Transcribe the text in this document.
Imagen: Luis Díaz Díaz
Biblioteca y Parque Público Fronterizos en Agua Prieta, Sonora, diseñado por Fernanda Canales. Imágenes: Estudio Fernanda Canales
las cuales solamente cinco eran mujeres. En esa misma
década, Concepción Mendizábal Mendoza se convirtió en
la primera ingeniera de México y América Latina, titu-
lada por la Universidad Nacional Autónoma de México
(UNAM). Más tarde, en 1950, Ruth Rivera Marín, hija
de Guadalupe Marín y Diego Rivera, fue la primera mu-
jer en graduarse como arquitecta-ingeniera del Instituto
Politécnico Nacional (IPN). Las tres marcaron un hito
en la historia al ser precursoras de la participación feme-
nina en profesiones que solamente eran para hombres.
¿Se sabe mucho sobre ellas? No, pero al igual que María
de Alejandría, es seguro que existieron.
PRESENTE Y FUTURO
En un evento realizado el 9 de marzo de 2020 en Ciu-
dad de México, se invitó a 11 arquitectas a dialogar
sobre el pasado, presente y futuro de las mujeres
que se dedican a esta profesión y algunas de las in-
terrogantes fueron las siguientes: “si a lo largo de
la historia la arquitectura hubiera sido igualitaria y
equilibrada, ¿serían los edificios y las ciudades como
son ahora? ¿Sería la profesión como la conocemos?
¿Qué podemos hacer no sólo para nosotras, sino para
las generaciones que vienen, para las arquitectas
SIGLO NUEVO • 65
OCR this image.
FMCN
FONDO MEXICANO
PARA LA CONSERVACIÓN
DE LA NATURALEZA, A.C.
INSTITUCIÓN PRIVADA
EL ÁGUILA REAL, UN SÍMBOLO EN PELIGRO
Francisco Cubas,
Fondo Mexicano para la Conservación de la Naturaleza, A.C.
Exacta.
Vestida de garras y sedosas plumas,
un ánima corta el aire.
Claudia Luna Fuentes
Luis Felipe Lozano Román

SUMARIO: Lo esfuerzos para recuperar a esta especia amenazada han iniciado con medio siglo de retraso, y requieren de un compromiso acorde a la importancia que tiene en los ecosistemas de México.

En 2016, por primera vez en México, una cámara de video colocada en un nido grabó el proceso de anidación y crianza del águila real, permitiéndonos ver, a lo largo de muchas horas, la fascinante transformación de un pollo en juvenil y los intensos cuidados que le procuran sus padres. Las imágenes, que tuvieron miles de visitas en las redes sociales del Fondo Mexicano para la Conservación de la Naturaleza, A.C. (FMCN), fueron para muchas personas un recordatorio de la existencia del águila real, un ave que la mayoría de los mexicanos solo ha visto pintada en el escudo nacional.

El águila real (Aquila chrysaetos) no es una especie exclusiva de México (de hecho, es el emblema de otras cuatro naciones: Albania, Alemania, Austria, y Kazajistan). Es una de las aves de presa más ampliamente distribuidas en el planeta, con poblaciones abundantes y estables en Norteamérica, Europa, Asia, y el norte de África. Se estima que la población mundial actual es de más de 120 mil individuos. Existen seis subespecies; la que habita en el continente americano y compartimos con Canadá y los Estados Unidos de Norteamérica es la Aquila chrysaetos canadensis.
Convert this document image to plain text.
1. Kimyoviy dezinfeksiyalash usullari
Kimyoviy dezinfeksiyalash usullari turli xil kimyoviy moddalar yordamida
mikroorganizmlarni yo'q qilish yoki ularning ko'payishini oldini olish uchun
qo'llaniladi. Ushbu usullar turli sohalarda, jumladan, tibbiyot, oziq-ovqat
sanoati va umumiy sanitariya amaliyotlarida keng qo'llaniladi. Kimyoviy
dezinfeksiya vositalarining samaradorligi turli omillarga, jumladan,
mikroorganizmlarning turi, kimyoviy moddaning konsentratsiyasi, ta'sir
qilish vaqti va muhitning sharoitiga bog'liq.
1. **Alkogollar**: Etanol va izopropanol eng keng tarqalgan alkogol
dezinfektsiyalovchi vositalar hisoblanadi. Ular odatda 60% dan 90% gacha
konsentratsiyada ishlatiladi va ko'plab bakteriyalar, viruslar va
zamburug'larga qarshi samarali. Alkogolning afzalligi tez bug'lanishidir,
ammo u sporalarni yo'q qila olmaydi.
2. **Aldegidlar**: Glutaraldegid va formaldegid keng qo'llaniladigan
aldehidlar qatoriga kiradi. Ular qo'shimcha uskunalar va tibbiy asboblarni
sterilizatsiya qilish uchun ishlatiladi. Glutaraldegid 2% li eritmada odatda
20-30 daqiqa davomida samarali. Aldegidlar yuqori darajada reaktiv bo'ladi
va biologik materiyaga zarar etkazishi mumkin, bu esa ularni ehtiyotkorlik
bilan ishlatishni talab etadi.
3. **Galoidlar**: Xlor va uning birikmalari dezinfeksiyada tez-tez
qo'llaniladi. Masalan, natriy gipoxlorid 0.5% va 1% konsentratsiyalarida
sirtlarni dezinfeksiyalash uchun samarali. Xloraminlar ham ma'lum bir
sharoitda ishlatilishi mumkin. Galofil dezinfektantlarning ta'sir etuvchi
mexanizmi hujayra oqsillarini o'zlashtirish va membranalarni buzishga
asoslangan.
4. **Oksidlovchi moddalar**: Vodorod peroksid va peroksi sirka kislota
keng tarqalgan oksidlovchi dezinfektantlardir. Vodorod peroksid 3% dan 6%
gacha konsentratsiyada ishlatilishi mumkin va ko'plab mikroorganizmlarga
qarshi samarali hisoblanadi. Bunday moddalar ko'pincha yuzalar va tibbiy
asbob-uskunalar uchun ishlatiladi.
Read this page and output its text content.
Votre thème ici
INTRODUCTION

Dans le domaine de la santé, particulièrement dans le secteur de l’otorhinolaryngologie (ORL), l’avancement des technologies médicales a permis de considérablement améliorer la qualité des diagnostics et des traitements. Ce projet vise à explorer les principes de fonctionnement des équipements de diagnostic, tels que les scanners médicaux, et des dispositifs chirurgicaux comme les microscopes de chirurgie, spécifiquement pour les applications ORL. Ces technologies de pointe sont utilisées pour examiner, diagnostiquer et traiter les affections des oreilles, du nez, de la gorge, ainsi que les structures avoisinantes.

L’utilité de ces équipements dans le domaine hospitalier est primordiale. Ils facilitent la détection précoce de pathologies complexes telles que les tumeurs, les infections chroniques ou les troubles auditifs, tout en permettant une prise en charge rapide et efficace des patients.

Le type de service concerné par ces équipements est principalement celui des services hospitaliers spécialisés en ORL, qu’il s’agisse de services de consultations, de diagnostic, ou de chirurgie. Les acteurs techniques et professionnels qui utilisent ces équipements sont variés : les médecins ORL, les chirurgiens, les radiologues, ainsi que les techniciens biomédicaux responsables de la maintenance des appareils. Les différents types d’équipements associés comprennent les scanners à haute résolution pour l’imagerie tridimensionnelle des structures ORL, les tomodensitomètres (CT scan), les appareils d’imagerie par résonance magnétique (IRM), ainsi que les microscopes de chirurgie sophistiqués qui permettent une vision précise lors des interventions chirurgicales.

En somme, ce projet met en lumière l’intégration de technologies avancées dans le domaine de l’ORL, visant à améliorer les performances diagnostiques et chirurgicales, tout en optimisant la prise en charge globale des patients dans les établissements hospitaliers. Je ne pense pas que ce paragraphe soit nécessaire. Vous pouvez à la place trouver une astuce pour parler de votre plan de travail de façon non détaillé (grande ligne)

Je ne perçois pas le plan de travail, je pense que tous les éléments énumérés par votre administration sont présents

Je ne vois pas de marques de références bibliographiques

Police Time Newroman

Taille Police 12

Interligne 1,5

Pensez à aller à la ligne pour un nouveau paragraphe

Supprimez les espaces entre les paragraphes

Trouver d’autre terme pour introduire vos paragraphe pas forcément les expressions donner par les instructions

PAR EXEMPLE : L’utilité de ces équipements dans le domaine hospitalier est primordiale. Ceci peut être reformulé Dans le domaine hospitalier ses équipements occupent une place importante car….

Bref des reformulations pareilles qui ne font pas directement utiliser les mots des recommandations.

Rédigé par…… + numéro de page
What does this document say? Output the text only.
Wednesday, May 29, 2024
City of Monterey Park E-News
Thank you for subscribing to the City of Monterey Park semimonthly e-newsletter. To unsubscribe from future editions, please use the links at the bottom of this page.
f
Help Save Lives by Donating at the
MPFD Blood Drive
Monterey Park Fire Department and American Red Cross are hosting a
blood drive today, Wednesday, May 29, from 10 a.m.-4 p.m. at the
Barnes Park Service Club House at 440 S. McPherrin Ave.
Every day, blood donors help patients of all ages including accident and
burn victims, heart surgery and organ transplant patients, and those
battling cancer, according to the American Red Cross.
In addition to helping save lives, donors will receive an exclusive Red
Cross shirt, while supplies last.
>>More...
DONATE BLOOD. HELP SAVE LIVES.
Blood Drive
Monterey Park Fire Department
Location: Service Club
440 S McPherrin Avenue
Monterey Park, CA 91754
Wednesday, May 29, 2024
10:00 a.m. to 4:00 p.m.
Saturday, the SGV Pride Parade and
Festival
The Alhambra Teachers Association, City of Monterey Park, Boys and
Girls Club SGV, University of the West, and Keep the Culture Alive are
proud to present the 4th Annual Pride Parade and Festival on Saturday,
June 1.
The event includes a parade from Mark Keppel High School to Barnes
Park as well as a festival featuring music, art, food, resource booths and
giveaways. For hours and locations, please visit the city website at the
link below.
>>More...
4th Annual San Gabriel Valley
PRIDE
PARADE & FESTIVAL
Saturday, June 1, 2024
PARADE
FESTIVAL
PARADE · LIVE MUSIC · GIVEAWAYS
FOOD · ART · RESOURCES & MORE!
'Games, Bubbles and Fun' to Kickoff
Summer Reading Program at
---+---
◆ **What needs to be done**
Pull every line with the word "samarali" from the data.

◆ **Completed task**
zamburug'larga qarshi samarali. Alkogolning afzalligi tez bug'lanishidir,
20-30 daqiqa davomida samarali. Aldegidlar yuqori darajada reaktiv bo'ladi
sirtlarni dezinfeksiyalash uchun samarali. Xloraminlar ham ma'lum bir
qarshi samarali hisoblanadi. Bunday moddalar ko'pincha yuzalar va tibbiy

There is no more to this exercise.